▶ _Written problem_
Your task is to retype each line of the data below exactly.

▶ _Data records_
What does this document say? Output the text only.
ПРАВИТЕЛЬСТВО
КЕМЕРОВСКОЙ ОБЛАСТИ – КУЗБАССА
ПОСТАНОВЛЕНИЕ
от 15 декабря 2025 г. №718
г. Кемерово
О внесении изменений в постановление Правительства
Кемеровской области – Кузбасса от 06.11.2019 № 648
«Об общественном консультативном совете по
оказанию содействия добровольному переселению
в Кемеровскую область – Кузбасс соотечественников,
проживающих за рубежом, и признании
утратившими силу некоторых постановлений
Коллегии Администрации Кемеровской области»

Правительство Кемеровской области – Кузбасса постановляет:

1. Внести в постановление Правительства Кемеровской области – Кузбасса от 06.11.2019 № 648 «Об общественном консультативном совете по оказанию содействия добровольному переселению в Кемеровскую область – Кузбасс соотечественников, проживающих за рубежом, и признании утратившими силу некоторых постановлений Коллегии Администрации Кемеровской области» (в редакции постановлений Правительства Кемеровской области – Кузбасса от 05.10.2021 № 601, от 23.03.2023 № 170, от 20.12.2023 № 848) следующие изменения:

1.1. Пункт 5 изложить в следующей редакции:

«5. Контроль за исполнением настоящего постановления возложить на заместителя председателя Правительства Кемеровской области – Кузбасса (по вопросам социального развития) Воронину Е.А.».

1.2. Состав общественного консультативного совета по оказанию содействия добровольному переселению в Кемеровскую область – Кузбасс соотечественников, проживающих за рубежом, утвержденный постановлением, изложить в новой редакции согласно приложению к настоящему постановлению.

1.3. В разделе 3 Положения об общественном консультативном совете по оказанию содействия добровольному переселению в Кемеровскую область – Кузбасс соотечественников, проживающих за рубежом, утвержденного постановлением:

▶ _Solution for this task_
What does this document say? Output the text only.
ПРАВИТЕЛЬСТВО
КЕМЕРОВСКОЙ ОБЛАСТИ – КУЗБАССА
ПОСТАНОВЛЕНИЕ
от 15 декабря 2025 г. №718
г. Кемерово
О внесении изменений в постановление Правительства
Кемеровской области – Кузбасса от 06.11.2019 № 648
«Об общественном консультативном совете по
оказанию содействия добровольному переселению
в Кемеровскую область – Кузбасс соотечественников,
проживающих за рубежом, и признании
утратившими силу некоторых постановлений
Коллегии Администрации Кемеровской области»

Правительство Кемеровской области – Кузбасса постановляет:

1. Внести в постановление Правительства Кемеровской области – Кузбасса от 06.11.2019 № 648 «Об общественном консультативном совете по оказанию содействия добровольному переселению в Кемеровскую область – Кузбасс соотечественников, проживающих за рубежом, и признании утратившими силу некоторых постановлений Коллегии Администрации Кемеровской области» (в редакции постановлений Правительства Кемеровской области – Кузбасса от 05.10.2021 № 601, от 23.03.2023 № 170, от 20.12.2023 № 848) следующие изменения:

1.1. Пункт 5 изложить в следующей редакции:

«5. Контроль за исполнением настоящего постановления возложить на заместителя председателя Правительства Кемеровской области – Кузбасса (по вопросам социального развития) Воронину Е.А.».

1.2. Состав общественного консультативного совета по оказанию содействия добровольному переселению в Кемеровскую область – Кузбасс соотечественников, проживающих за рубежом, утвержденный постановлением, изложить в новой редакции согласно приложению к настоящему постановлению.

1.3. В разделе 3 Положения об общественном консультативном совете по оказанию содействия добровольному переселению в Кемеровскую область – Кузбасс соотечественников, проживающих за рубежом, утвержденного постановлением:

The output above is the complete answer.